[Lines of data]
## Begin
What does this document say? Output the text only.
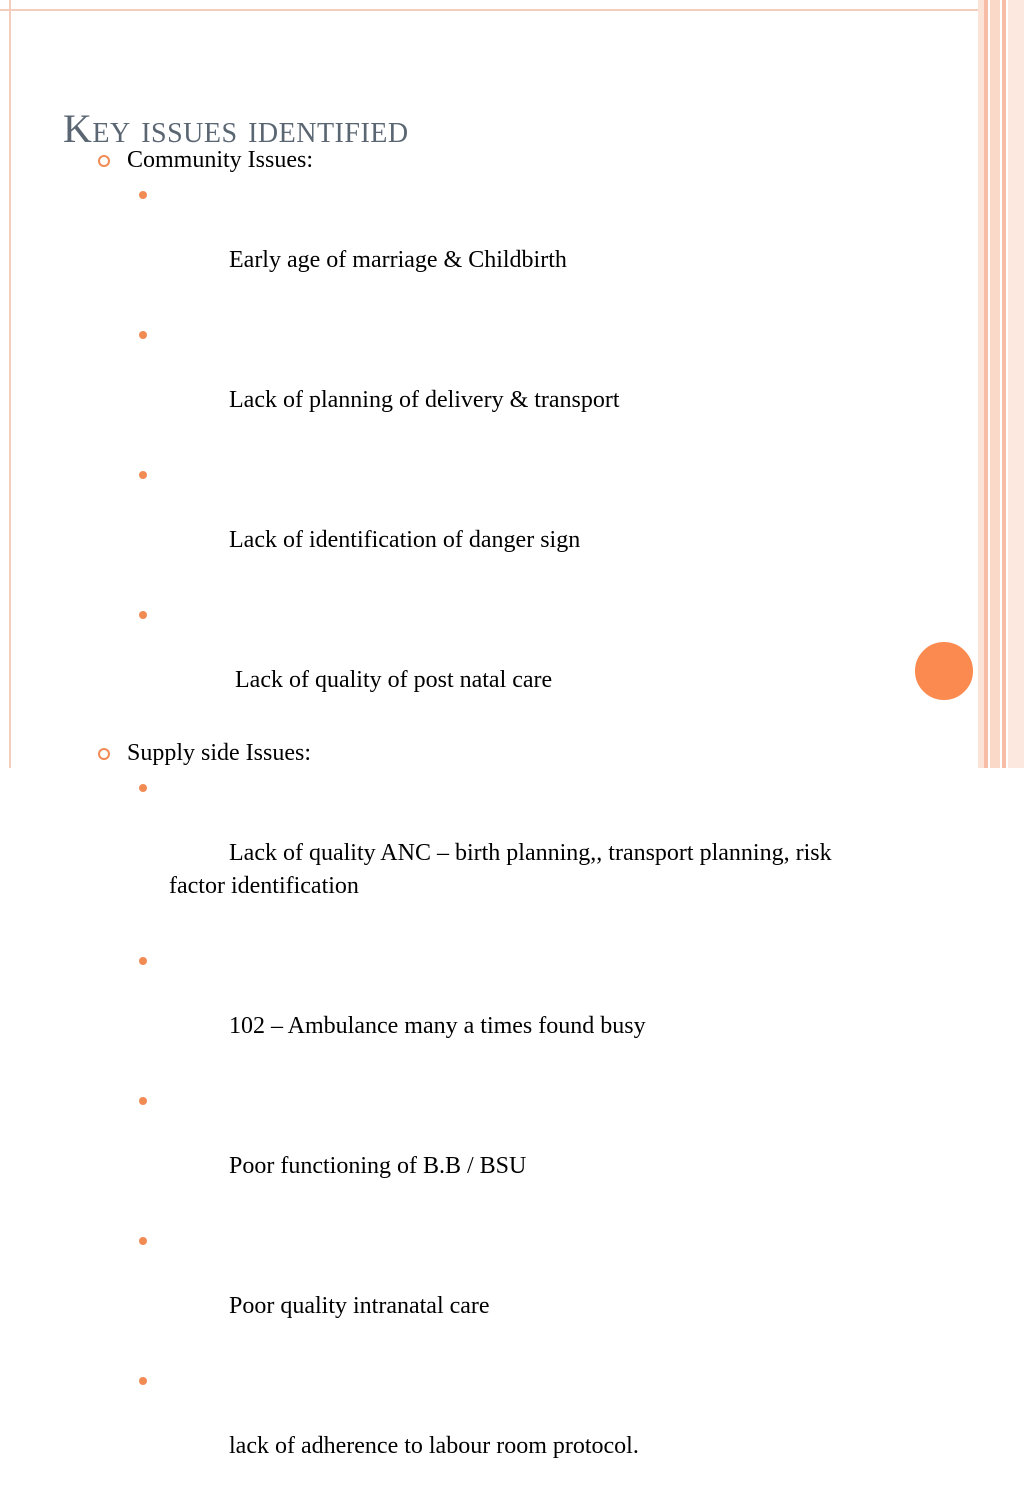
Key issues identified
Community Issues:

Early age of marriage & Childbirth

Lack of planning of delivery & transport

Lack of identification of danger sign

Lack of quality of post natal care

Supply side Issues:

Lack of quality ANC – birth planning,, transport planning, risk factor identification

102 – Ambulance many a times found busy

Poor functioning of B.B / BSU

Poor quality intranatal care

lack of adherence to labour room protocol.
## End
WHAT IS BEING ASKED
Images must not appear in the copy; reproduce everything else in the records verbatim.

RESULT BELOW
What does this document say? Output the text only.
Key issues identified
Community Issues:

Early age of marriage & Childbirth

Lack of planning of delivery & transport

Lack of identification of danger sign

Lack of quality of post natal care

Supply side Issues:

Lack of quality ANC – birth planning,, transport planning, risk factor identification

102 – Ambulance many a times found busy

Poor functioning of B.B / BSU

Poor quality intranatal care

lack of adherence to labour room protocol.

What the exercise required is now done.